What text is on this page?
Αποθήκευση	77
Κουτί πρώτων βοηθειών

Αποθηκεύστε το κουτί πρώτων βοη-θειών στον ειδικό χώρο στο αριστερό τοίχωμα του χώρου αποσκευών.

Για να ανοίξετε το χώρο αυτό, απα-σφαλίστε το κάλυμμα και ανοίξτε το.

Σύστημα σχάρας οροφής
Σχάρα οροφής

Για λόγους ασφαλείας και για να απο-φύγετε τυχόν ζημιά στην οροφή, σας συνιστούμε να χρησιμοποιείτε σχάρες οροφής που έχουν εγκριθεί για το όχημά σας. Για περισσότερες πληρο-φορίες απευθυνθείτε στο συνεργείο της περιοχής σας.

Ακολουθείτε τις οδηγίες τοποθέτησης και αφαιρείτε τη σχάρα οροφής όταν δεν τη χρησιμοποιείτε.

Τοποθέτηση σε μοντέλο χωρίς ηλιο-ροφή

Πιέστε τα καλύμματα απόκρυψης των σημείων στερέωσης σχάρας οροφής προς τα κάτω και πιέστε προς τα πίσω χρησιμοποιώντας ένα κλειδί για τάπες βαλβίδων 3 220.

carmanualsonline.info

Exercise objective: Repeat each record exactly, leaving nothing out.

The answer:
What text is on this page?
Αποθήκευση	77
Κουτί πρώτων βοηθειών

Αποθηκεύστε το κουτί πρώτων βοη-θειών στον ειδικό χώρο στο αριστερό τοίχωμα του χώρου αποσκευών.

Για να ανοίξετε το χώρο αυτό, απα-σφαλίστε το κάλυμμα και ανοίξτε το.

Σύστημα σχάρας οροφής
Σχάρα οροφής

Για λόγους ασφαλείας και για να απο-φύγετε τυχόν ζημιά στην οροφή, σας συνιστούμε να χρησιμοποιείτε σχάρες οροφής που έχουν εγκριθεί για το όχημά σας. Για περισσότερες πληρο-φορίες απευθυνθείτε στο συνεργείο της περιοχής σας.

Ακολουθείτε τις οδηγίες τοποθέτησης και αφαιρείτε τη σχάρα οροφής όταν δεν τη χρησιμοποιείτε.

Τοποθέτηση σε μοντέλο χωρίς ηλιο-ροφή

Πιέστε τα καλύμματα απόκρυψης των σημείων στερέωσης σχάρας οροφής προς τα κάτω και πιέστε προς τα πίσω χρησιμοποιώντας ένα κλειδί για τάπες βαλβίδων 3 220.

carmanualsonline.info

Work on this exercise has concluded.